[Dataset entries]
● ● ● ● ●
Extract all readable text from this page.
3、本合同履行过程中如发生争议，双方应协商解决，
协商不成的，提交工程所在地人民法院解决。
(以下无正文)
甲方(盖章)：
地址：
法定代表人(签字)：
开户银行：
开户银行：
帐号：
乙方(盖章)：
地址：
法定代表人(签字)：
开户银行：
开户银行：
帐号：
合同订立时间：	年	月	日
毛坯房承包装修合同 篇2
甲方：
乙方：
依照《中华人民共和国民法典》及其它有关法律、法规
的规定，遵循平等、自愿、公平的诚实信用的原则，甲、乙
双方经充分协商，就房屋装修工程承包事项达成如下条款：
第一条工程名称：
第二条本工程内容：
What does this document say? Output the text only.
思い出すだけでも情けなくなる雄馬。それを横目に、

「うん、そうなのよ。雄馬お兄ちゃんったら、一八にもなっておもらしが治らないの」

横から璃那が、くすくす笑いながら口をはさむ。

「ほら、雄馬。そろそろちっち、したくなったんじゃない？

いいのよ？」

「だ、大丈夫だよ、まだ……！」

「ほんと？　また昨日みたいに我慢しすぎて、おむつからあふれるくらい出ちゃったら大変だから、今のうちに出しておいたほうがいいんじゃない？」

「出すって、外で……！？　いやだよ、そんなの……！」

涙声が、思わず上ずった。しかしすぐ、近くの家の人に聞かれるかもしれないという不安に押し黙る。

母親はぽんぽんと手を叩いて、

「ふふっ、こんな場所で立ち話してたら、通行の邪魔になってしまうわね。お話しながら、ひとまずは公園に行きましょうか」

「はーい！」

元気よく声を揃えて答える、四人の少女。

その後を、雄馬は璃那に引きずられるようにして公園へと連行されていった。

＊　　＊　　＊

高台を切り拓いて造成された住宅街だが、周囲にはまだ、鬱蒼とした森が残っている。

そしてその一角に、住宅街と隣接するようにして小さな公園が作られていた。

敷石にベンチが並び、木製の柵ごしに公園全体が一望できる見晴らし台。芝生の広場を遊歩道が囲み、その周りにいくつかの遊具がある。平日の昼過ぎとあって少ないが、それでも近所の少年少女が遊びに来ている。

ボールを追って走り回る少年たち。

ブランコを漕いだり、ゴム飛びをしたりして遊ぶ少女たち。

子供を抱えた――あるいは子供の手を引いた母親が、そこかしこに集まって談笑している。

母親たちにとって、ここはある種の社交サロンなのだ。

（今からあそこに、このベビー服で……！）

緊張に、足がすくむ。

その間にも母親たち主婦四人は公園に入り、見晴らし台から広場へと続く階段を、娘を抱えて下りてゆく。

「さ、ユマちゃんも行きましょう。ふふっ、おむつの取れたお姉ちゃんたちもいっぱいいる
● ● ● ● ●
Task to carry out -
Scan the entries above for the word "this" and collect each line holding it.

Solution below -
Extract all readable text from this page.
What does this document say? Output the text only.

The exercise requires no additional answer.